> Your objective
Filter the data for lines with the word "date", then copy every line so identified.

☆ ☆ ☆ ☆ ☆

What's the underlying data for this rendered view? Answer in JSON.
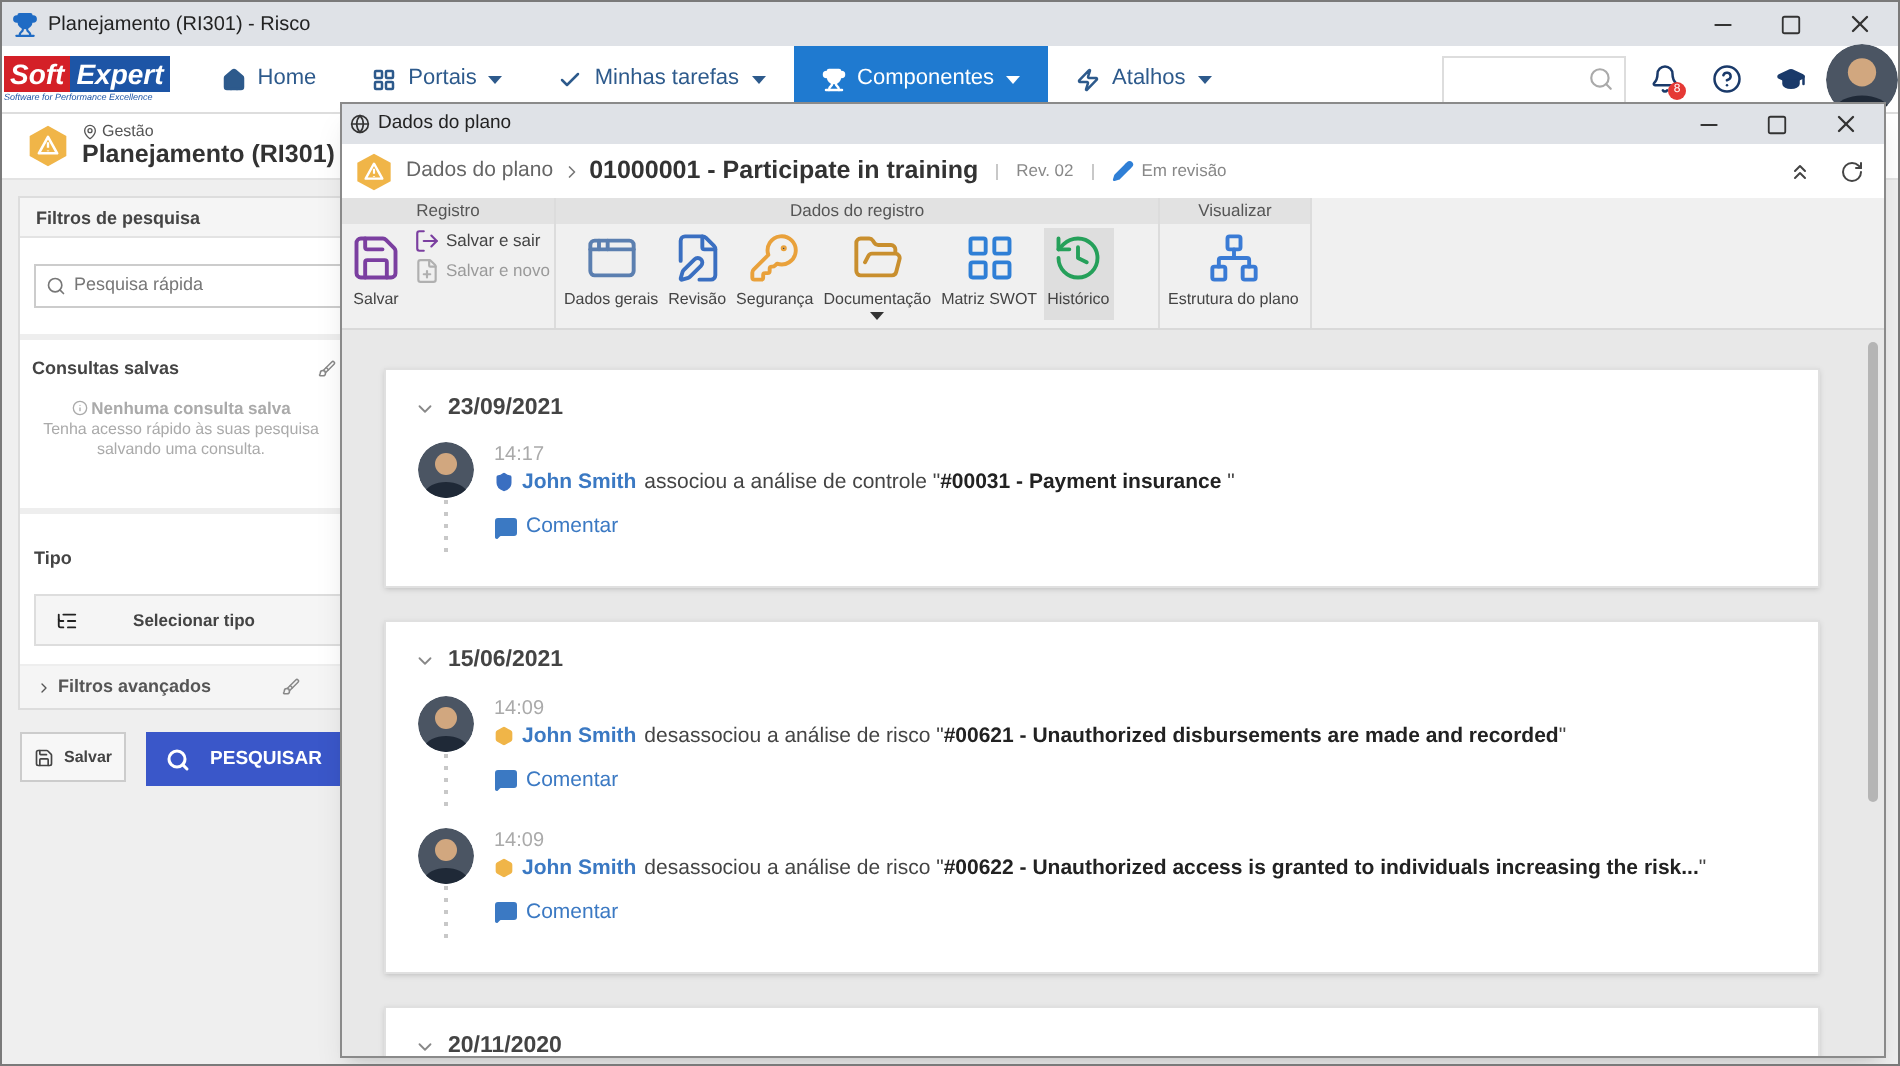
{
  "window": {
    "title": "Planejamento (RI301) - Risco"
  },
  "nav": {
    "logo": {
      "left": "Soft",
      "right": "Expert",
      "tagline": "Software for Performance Excellence"
    },
    "items": [
      {
        "label": "Home",
        "selected": false,
        "caret": false
      },
      {
        "label": "Portais",
        "selected": false,
        "caret": true
      },
      {
        "label": "Minhas tarefas",
        "selected": false,
        "caret": true
      },
      {
        "label": "Componentes",
        "selected": true,
        "caret": true
      },
      {
        "label": "Atalhos",
        "selected": false,
        "caret": true
      }
    ],
    "notification_count": "8"
  },
  "page": {
    "breadcrumb": "Gestão",
    "title": "Planejamento (RI301)"
  },
  "filters": {
    "title": "Filtros de pesquisa",
    "search_placeholder": "Pesquisa rápida",
    "saved_title": "Consultas salvas",
    "empty_title": "Nenhuma consulta salva",
    "empty_lines": [
      "Tenha acesso rápido às suas pesquisa",
      "salvando uma consulta."
    ],
    "type_label": "Tipo",
    "type_button": "Selecionar tipo",
    "advanced": "Filtros avançados",
    "save_button": "Salvar",
    "search_button": "PESQUISAR"
  },
  "dialog": {
    "title": "Dados do plano",
    "breadcrumb_root": "Dados do plano",
    "record": "01000001 - Participate in training",
    "revision": "Rev. 02",
    "status": "Em revisão",
    "ribbon": [
      {
        "title": "Registro",
        "items": [
          {
            "label": "Salvar",
            "kind": "large",
            "selected": false,
            "disabled": false,
            "menu": false
          },
          {
            "label": "Salvar e sair",
            "kind": "small",
            "selected": false,
            "disabled": false,
            "menu": false
          },
          {
            "label": "Salvar e novo",
            "kind": "small",
            "selected": false,
            "disabled": true,
            "menu": false
          }
        ]
      },
      {
        "title": "Dados do registro",
        "items": [
          {
            "label": "Dados gerais",
            "kind": "large",
            "selected": false,
            "disabled": false,
            "menu": false
          },
          {
            "label": "Revisão",
            "kind": "large",
            "selected": false,
            "disabled": false,
            "menu": false
          },
          {
            "label": "Segurança",
            "kind": "large",
            "selected": false,
            "disabled": false,
            "menu": false
          },
          {
            "label": "Documentação",
            "kind": "large",
            "selected": false,
            "disabled": false,
            "menu": true
          },
          {
            "label": "Matriz SWOT",
            "kind": "large",
            "selected": false,
            "disabled": false,
            "menu": false
          },
          {
            "label": "Histórico",
            "kind": "large",
            "selected": true,
            "disabled": false,
            "menu": false
          }
        ]
      },
      {
        "title": "Visualizar",
        "items": [
          {
            "label": "Estrutura do plano",
            "kind": "large",
            "selected": false,
            "disabled": false,
            "menu": false
          }
        ]
      }
    ],
    "timeline": [
      {
        "date": "23/09/2021",
        "expanded": true,
        "entries": [
          {
            "time": "14:17",
            "user": "John Smith",
            "kind": "control",
            "text": "associou a análise de controle \"**#00031 - Payment insurance** \"",
            "action": "Comentar"
          }
        ]
      },
      {
        "date": "15/06/2021",
        "expanded": true,
        "entries": [
          {
            "time": "14:09",
            "user": "John Smith",
            "kind": "risk",
            "text": "desassociou a análise de risco \"**#00621 - Unauthorized disbursements are made and recorded**\"",
            "action": "Comentar"
          },
          {
            "time": "14:09",
            "user": "John Smith",
            "kind": "risk",
            "text": "desassociou a análise de risco \"**#00622 - Unauthorized access is granted to individuals increasing the risk...**\"",
            "action": "Comentar"
          }
        ]
      },
      {
        "date": "20/11/2020",
        "expanded": true
      }
    ]
  }
}
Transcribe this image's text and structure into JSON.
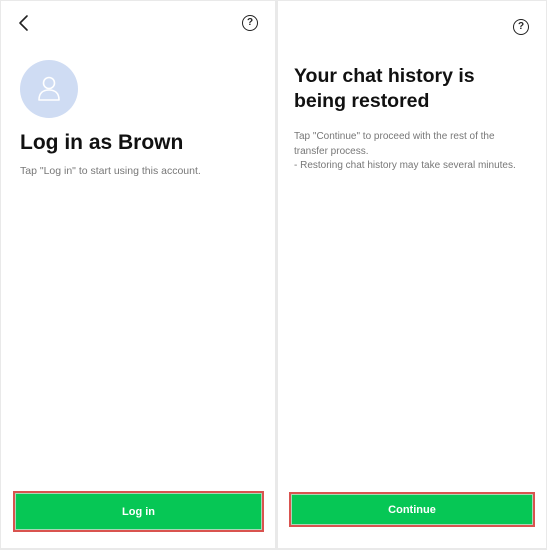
{
  "login_screen": {
    "back_icon": "chevron-left-icon",
    "help_icon_glyph": "?",
    "avatar_icon": "person-icon",
    "title": "Log in as Brown",
    "subtitle": "Tap \"Log in\" to start using this account.",
    "login_button": "Log in"
  },
  "restore_screen": {
    "help_icon_glyph": "?",
    "title_line1": "Your chat history is",
    "title_line2": "being restored",
    "desc_line1": "Tap \"Continue\" to proceed with the rest of the",
    "desc_line2": "transfer process.",
    "desc_line3": "- Restoring chat history may take several minutes.",
    "continue_button": "Continue"
  },
  "colors": {
    "brand_green": "#06c755",
    "highlight_border": "#d9534f",
    "avatar_bg": "#cfdcf3"
  }
}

☆ ☆ ☆ ☆ ☆

> Task solution
        "date": "23/09/2021",
        "date": "15/06/2021",
        "date": "20/11/2020",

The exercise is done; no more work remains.